▶ _Record set_:
## Begin

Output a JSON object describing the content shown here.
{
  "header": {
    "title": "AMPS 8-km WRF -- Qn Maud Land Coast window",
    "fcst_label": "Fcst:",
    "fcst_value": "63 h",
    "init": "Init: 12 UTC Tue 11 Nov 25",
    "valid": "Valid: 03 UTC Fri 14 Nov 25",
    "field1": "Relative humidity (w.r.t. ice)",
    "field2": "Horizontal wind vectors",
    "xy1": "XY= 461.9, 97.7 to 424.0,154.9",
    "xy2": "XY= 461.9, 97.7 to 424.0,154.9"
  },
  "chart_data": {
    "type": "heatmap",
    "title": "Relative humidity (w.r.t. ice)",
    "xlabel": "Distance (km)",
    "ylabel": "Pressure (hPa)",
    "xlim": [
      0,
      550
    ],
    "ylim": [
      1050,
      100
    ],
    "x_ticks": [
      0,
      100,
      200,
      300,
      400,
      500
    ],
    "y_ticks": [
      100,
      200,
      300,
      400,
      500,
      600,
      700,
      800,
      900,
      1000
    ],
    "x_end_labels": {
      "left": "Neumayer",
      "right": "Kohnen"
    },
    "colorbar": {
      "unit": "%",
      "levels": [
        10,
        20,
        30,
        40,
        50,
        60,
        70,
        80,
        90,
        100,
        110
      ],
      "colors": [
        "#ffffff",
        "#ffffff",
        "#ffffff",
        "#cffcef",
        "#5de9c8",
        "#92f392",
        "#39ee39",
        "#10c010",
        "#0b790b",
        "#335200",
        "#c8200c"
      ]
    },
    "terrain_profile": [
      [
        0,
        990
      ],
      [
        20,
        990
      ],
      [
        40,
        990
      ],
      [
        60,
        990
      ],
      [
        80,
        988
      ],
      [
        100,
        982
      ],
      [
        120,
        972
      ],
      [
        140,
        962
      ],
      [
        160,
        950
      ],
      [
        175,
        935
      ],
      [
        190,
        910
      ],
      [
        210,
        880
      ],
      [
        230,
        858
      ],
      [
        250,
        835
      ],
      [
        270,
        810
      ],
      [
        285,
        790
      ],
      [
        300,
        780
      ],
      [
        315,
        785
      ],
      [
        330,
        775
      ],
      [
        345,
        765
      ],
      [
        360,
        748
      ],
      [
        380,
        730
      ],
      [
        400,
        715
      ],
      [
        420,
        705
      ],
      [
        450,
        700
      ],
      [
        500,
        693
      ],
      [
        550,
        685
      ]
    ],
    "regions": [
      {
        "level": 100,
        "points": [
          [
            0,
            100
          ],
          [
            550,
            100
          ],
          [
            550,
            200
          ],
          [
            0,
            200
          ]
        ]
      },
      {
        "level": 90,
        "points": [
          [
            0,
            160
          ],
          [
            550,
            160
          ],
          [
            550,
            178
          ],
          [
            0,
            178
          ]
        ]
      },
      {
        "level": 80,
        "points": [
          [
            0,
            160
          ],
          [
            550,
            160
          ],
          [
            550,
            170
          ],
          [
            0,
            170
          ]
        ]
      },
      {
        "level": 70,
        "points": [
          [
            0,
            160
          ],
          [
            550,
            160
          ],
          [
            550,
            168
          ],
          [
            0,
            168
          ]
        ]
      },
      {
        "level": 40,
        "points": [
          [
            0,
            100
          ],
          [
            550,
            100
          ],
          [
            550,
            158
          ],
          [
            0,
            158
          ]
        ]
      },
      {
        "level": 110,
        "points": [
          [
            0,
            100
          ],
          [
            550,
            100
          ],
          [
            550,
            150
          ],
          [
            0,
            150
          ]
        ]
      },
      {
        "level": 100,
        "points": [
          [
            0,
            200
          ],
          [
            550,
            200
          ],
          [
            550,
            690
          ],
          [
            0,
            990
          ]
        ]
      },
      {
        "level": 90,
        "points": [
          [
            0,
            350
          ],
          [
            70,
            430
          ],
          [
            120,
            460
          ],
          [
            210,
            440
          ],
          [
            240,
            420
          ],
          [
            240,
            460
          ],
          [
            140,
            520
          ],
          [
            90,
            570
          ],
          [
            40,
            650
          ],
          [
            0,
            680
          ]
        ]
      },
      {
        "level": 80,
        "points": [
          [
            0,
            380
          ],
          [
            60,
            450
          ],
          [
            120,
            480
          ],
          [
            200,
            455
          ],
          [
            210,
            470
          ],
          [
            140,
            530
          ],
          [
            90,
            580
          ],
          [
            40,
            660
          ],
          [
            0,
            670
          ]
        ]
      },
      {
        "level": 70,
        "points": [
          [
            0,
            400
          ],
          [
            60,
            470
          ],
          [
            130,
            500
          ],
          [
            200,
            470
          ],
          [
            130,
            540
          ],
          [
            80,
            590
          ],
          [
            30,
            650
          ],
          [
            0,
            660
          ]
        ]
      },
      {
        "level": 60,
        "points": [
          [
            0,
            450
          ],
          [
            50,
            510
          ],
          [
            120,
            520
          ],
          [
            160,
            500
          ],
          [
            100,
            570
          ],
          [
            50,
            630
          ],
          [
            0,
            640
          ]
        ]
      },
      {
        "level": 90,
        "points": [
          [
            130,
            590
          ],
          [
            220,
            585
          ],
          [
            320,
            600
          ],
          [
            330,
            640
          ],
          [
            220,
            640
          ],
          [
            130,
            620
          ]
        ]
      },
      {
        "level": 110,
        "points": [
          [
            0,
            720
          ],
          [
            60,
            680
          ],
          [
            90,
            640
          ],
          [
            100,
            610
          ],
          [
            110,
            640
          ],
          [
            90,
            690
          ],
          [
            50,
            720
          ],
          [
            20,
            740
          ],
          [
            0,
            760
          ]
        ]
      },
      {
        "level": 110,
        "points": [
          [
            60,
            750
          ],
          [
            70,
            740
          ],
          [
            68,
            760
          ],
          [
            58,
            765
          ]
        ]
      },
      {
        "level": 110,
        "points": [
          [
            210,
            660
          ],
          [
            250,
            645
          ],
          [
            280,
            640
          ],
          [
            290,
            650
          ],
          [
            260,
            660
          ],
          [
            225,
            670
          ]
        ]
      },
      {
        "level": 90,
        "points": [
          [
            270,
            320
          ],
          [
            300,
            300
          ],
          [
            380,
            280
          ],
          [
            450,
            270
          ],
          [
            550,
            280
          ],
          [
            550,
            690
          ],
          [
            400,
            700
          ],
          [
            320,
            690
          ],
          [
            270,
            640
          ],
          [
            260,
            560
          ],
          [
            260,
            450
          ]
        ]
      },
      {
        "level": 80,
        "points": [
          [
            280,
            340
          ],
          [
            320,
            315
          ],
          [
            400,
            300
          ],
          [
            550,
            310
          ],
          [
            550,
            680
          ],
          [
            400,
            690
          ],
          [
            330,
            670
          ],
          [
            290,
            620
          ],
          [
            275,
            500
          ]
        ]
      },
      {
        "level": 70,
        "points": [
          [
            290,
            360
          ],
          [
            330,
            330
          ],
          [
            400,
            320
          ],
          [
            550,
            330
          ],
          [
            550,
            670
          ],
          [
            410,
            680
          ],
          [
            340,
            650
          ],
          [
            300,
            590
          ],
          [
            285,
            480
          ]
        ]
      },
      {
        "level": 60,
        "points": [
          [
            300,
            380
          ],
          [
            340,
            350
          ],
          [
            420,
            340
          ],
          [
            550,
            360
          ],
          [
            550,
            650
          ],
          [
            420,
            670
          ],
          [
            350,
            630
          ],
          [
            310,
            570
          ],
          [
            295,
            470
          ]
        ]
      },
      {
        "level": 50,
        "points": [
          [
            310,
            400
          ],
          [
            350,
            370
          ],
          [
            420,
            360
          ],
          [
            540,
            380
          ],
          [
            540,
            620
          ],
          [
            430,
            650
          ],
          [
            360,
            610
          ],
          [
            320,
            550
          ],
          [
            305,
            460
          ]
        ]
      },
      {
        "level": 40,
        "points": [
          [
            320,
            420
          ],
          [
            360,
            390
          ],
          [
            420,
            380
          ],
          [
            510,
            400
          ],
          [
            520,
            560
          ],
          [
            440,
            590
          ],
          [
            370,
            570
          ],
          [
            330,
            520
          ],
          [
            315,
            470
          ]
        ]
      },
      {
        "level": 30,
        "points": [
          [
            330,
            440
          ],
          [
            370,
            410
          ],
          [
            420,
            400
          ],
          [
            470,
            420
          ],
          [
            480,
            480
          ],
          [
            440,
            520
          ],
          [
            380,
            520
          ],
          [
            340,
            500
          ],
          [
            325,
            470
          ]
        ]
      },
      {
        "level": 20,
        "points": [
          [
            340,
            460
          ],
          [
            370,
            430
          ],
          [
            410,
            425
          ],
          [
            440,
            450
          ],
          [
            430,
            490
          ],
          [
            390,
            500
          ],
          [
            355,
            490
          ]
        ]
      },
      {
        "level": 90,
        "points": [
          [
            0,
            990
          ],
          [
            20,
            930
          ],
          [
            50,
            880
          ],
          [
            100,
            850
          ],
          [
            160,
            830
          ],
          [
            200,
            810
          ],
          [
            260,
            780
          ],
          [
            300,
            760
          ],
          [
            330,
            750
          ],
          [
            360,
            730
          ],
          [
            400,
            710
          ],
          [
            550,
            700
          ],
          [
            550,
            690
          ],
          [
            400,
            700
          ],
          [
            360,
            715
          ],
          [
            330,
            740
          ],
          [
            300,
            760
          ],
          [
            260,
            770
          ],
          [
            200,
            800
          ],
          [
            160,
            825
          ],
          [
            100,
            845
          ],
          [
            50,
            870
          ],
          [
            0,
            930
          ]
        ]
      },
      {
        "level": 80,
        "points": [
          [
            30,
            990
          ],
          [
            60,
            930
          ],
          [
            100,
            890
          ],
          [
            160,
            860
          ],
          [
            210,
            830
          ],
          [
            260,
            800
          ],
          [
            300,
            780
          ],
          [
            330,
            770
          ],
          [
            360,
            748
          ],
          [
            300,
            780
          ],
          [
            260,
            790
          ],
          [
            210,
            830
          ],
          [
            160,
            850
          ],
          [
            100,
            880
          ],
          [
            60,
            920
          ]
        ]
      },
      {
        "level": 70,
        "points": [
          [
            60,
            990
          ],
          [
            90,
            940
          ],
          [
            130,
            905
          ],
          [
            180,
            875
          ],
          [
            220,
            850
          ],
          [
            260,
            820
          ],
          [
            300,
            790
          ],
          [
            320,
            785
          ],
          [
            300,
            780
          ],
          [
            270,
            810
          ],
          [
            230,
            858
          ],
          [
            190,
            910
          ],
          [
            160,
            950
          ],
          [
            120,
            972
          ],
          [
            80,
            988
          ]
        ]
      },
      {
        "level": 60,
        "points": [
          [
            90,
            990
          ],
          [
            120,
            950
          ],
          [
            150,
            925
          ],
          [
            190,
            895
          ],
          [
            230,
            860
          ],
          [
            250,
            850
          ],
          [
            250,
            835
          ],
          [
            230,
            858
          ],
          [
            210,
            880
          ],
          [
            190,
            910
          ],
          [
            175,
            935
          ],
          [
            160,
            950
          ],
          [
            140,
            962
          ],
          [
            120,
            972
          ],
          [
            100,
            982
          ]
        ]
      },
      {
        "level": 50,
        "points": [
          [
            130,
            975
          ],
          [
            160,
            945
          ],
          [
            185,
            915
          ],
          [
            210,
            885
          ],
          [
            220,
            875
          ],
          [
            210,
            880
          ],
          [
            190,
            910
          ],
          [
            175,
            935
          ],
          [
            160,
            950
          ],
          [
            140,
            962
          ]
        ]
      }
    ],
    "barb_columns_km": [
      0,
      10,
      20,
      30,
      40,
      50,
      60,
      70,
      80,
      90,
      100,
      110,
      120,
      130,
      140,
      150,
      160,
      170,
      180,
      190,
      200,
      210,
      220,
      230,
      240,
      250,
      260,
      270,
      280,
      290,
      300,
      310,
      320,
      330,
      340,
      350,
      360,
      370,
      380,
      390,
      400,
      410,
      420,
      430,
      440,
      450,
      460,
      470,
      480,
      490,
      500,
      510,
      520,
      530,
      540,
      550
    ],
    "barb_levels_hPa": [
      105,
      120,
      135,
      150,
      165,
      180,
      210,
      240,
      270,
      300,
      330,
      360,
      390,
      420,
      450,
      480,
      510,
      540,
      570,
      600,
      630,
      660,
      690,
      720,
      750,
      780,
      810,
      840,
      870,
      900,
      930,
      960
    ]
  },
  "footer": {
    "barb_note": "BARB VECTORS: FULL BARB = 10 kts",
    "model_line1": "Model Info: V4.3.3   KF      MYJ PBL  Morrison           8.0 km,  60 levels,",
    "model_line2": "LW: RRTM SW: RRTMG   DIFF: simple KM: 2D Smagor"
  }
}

## End

▶ _Your objective_: Select the lines from the entries that include the word "title".

▶ _Output for this exercise_:
    "title": "AMPS 8-km WRF -- Qn Maud Land Coast window",
    "title": "Relative humidity (w.r.t. ice)",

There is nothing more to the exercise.